• _Entries shown_:
----

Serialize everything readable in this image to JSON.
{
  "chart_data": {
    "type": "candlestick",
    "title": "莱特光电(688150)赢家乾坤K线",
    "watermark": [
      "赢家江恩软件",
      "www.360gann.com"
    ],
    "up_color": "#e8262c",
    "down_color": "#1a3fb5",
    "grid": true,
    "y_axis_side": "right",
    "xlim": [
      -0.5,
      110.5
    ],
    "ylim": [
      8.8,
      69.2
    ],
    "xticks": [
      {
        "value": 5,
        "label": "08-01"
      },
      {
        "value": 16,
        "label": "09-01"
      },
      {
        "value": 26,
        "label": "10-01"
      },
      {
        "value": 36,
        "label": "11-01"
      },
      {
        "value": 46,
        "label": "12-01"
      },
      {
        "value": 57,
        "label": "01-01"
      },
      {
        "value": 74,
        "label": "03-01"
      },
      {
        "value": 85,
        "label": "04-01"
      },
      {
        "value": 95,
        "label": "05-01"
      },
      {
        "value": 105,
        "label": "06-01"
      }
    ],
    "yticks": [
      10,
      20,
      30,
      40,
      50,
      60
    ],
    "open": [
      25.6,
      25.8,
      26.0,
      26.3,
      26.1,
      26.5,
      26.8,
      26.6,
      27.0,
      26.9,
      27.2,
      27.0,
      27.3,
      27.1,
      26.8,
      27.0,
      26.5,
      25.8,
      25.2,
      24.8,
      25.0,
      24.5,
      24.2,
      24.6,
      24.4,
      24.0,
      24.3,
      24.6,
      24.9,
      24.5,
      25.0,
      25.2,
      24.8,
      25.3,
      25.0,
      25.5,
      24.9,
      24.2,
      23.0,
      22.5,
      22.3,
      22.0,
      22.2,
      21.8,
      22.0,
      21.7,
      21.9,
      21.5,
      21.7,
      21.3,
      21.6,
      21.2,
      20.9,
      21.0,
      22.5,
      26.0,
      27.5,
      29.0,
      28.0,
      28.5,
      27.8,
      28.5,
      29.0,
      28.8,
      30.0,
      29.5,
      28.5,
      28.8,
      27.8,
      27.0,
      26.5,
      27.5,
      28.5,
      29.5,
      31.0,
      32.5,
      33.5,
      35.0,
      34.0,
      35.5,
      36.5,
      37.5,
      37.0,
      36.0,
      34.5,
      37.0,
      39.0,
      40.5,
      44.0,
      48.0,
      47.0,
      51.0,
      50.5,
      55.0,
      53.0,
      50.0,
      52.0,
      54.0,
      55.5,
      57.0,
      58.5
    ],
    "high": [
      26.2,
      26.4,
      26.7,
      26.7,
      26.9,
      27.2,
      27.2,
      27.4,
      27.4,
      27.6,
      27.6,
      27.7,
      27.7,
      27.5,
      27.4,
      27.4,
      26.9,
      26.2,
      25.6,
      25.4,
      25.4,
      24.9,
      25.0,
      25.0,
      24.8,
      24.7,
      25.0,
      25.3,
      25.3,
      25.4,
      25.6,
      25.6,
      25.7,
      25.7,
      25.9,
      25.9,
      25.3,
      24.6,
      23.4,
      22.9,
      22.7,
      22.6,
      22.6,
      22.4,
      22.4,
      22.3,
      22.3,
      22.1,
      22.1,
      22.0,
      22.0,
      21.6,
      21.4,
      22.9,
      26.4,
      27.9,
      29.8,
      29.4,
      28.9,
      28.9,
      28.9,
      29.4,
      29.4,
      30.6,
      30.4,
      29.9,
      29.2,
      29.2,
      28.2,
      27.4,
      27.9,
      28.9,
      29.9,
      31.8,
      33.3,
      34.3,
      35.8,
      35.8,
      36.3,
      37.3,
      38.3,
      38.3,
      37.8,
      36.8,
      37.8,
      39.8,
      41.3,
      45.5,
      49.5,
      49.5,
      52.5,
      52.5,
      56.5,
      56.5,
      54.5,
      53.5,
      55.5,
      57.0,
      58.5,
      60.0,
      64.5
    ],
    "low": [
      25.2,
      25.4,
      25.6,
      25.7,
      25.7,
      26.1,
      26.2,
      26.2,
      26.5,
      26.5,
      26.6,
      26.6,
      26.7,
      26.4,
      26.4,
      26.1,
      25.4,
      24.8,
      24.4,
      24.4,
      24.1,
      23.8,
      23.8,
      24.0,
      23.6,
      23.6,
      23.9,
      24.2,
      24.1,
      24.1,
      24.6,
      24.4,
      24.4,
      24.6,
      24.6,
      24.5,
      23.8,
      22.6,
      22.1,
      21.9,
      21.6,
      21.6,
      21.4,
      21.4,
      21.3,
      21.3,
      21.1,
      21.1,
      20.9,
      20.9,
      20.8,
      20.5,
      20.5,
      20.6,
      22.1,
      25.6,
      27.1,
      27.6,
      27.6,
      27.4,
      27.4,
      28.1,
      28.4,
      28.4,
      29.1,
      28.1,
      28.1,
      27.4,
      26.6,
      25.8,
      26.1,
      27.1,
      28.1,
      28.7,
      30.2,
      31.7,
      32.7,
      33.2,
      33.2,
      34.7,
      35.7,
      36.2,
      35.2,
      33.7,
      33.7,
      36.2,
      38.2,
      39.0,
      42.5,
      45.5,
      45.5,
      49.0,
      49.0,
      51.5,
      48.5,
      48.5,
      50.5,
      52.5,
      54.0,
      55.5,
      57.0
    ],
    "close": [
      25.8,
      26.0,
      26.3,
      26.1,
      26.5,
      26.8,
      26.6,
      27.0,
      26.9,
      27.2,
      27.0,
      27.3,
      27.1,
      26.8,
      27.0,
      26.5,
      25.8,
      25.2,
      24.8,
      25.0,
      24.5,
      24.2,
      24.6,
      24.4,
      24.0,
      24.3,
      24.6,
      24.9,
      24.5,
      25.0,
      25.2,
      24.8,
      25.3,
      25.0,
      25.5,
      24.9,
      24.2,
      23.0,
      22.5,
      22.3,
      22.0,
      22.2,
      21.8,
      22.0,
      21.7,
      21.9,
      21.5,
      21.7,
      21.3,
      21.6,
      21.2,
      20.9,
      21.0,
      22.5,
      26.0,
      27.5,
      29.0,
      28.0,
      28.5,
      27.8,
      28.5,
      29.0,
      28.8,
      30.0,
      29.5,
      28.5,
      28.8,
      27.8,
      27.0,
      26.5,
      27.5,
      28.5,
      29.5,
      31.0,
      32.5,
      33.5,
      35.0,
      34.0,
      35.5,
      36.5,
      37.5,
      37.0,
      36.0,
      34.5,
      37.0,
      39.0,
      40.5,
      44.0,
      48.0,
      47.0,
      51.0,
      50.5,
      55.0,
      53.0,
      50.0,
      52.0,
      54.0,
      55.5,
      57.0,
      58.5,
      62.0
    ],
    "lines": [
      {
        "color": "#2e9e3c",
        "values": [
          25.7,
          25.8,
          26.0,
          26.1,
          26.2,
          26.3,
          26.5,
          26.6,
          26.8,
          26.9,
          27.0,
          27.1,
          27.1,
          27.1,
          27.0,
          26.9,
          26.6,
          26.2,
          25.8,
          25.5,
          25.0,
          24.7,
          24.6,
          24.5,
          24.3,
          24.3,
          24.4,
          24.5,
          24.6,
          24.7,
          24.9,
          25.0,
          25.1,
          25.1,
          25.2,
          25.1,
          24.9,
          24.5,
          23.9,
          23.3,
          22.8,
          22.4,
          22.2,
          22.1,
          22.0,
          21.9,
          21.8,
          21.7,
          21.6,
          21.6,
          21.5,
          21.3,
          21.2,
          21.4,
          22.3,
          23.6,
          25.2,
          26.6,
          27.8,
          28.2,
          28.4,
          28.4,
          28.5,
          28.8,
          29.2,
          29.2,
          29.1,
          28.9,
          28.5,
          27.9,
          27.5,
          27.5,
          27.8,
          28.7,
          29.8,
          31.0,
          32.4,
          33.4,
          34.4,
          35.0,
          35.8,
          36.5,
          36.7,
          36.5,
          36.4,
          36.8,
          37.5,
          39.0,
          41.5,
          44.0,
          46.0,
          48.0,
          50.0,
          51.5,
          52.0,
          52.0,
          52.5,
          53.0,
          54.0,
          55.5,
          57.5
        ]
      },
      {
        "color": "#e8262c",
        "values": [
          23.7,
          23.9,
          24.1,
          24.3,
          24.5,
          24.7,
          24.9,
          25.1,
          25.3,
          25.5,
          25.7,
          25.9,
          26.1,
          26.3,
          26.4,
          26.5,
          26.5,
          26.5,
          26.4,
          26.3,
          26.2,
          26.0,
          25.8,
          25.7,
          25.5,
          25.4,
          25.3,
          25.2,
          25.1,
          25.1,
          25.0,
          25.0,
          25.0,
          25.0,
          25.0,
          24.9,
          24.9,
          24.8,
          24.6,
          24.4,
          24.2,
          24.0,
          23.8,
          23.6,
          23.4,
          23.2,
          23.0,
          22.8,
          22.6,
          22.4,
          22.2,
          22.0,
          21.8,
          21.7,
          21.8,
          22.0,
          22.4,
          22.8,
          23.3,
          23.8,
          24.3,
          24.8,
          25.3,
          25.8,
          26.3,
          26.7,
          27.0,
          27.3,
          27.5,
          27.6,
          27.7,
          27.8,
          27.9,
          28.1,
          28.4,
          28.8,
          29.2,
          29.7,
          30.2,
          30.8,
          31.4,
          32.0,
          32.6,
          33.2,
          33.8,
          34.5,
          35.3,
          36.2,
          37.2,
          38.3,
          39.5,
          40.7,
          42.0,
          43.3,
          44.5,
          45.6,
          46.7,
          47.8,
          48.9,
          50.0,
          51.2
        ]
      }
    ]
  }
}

----

• _What you are asked to do_: Go through the data and count each line that has the word "label", then give the total alone.

• _The reply_: 10